Pick out every line of the data below that contains the string "green", and copy each one.

** BEGIN Material shown **

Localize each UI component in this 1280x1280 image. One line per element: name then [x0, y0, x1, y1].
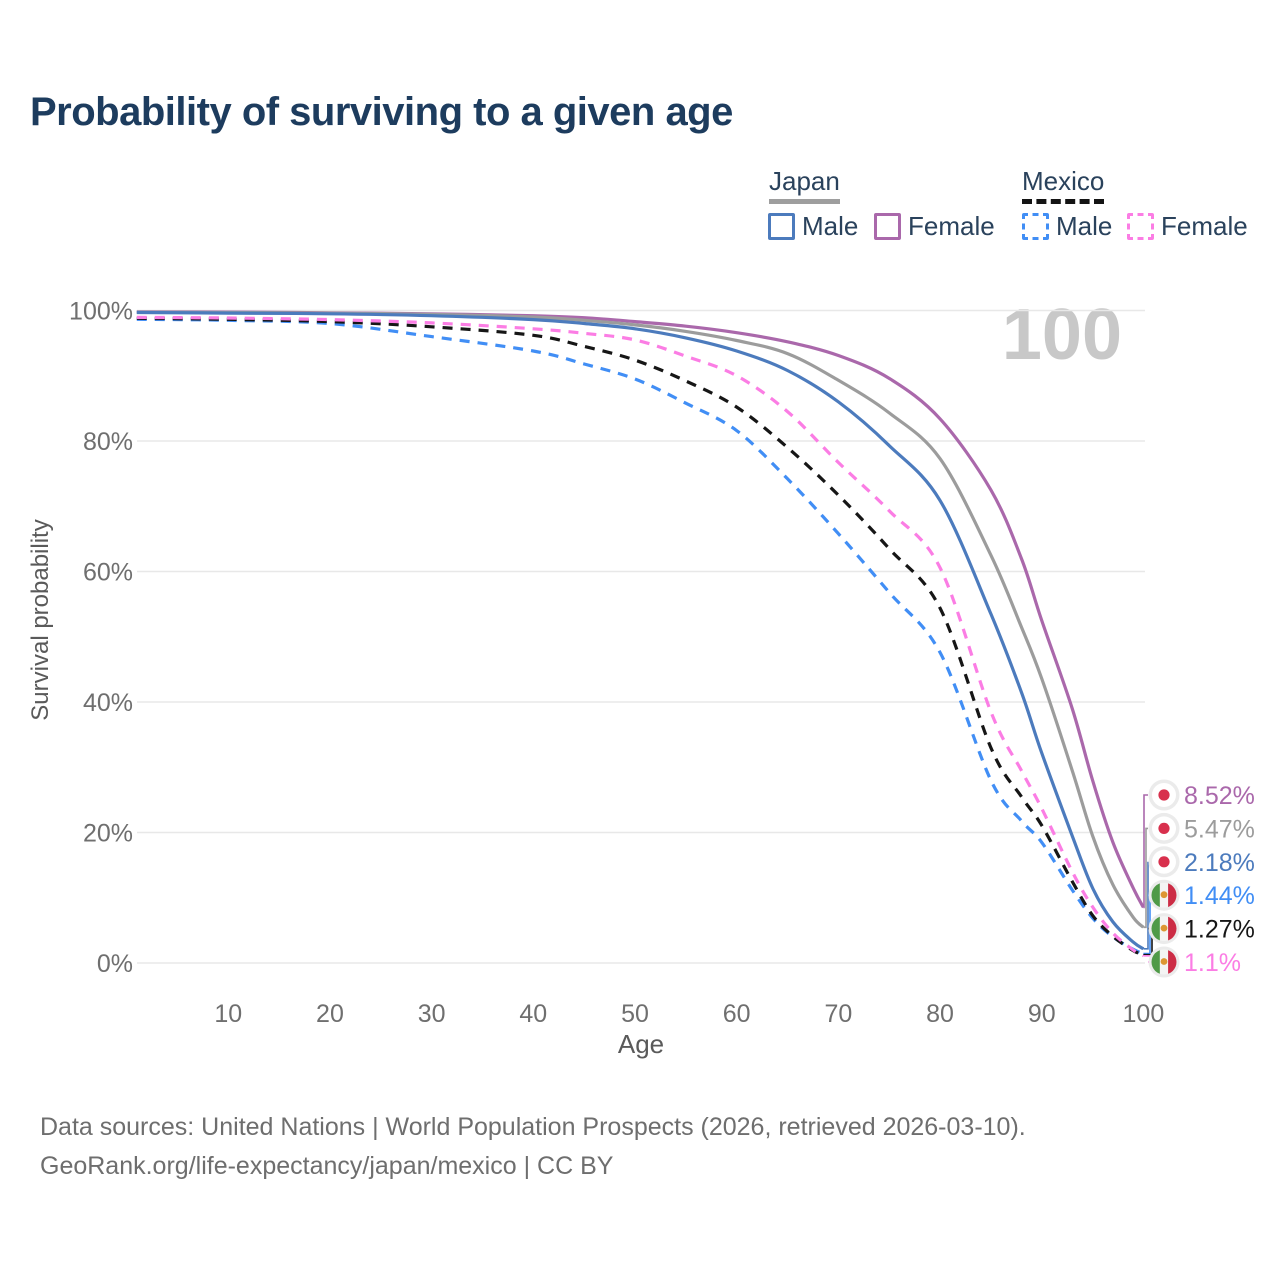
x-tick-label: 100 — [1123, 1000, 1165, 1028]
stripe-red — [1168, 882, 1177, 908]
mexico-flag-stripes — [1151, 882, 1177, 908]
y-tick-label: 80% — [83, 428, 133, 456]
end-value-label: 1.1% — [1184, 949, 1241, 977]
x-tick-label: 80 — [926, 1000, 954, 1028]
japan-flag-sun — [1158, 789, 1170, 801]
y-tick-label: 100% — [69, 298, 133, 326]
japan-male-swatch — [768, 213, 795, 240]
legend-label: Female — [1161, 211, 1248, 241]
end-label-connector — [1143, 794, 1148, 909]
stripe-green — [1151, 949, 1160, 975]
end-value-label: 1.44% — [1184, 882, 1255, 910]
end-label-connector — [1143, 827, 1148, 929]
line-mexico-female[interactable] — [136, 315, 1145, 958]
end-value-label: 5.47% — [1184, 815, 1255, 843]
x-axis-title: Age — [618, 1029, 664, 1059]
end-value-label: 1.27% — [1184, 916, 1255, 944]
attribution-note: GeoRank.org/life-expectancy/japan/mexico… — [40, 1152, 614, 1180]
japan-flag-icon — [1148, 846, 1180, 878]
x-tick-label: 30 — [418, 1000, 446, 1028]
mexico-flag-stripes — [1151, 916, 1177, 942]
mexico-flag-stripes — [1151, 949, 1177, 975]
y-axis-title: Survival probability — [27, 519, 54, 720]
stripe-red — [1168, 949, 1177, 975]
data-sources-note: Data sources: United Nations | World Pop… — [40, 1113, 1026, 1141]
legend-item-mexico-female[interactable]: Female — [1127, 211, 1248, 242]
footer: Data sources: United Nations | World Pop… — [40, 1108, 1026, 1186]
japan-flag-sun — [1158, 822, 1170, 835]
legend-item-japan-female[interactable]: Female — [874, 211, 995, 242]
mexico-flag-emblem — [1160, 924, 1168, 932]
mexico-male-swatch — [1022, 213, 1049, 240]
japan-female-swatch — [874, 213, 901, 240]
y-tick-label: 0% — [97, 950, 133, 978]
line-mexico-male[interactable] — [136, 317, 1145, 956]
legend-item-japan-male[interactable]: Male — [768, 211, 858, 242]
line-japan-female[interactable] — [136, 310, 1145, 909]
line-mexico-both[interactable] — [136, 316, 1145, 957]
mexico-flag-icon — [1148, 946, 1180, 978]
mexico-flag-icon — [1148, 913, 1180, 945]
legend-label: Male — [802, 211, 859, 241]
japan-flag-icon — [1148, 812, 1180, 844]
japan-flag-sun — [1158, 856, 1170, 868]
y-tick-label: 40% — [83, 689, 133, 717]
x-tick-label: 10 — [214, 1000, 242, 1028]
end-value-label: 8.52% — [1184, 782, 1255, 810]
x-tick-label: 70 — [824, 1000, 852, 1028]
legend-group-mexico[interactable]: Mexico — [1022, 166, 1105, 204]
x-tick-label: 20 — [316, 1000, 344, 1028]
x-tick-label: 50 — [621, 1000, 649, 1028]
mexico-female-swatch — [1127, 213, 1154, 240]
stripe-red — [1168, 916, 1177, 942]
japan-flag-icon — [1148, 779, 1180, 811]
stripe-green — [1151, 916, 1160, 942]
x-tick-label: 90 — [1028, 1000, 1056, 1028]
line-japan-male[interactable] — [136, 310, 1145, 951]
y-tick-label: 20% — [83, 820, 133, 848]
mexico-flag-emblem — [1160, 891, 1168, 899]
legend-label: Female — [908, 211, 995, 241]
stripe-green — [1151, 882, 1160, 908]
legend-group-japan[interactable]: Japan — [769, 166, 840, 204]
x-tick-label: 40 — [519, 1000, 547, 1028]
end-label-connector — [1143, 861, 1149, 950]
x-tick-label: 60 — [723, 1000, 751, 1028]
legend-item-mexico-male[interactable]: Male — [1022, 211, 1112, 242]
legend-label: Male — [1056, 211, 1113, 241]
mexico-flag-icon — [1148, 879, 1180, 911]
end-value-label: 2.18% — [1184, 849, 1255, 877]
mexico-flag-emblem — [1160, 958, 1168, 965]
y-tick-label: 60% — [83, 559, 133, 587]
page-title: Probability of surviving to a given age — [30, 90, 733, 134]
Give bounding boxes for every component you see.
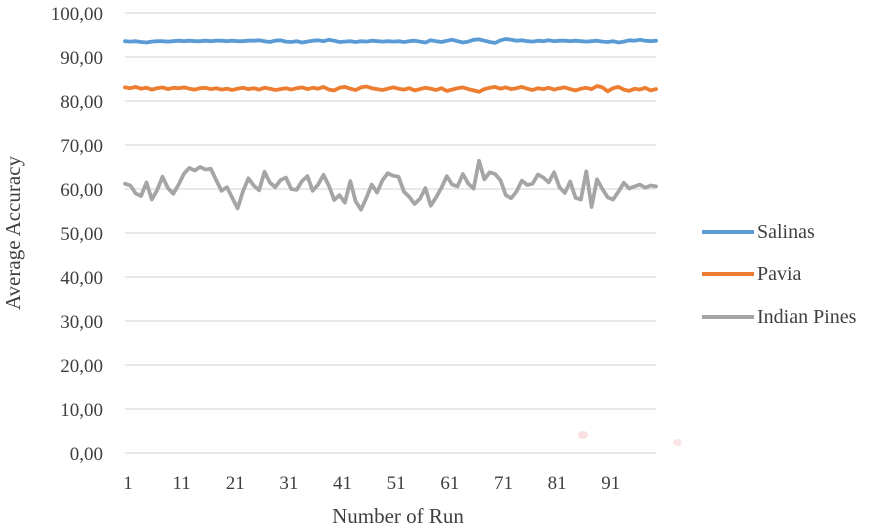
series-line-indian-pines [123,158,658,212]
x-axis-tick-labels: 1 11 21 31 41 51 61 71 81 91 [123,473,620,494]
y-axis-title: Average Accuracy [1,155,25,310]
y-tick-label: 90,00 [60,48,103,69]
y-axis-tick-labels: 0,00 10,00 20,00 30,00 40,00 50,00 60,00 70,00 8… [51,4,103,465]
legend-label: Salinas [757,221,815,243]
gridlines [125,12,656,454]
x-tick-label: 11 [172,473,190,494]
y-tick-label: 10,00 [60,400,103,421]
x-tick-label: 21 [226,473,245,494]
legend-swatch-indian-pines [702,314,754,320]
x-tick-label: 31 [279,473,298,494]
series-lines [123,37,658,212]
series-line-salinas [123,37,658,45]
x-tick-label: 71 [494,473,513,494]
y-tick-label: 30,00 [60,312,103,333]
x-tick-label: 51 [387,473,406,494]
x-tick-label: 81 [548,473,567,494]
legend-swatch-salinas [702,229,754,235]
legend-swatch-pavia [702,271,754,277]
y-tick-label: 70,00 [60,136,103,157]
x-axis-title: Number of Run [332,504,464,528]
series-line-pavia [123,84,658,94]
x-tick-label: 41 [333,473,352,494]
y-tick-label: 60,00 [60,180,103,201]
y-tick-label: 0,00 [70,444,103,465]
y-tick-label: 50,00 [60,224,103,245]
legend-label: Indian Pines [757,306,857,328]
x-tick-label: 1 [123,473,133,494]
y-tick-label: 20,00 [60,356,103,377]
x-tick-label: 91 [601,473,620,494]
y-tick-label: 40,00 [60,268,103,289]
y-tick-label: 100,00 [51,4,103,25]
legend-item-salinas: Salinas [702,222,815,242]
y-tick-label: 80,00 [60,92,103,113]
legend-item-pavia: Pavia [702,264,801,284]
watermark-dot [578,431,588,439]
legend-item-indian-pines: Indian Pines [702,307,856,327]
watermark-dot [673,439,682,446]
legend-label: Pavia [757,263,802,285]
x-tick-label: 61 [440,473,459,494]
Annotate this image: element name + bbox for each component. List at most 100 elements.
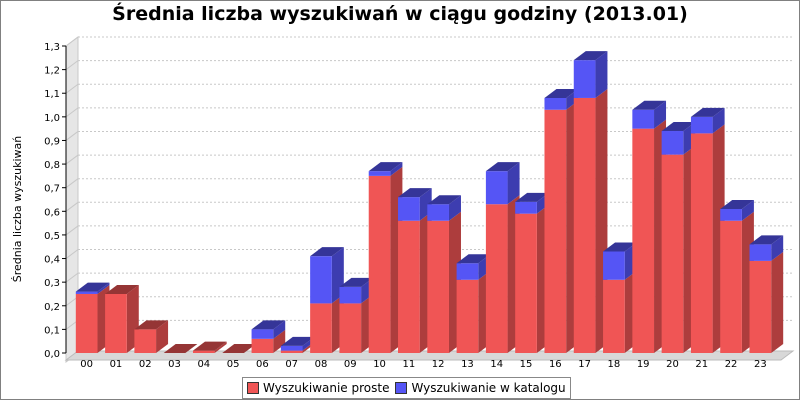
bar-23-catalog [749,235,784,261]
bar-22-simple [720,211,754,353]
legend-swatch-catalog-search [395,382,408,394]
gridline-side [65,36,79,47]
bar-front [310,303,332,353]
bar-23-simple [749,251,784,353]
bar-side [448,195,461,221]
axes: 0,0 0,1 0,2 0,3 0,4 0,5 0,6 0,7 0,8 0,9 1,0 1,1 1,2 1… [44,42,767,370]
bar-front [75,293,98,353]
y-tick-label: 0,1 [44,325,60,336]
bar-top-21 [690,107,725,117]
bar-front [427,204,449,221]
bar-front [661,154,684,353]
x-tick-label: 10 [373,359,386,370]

** END Material shown **

● The completed task
stripe-green — [1151, 949, 1160, 975]
stripe-green — [1151, 916, 1160, 942]
stripe-green — [1151, 882, 1160, 908]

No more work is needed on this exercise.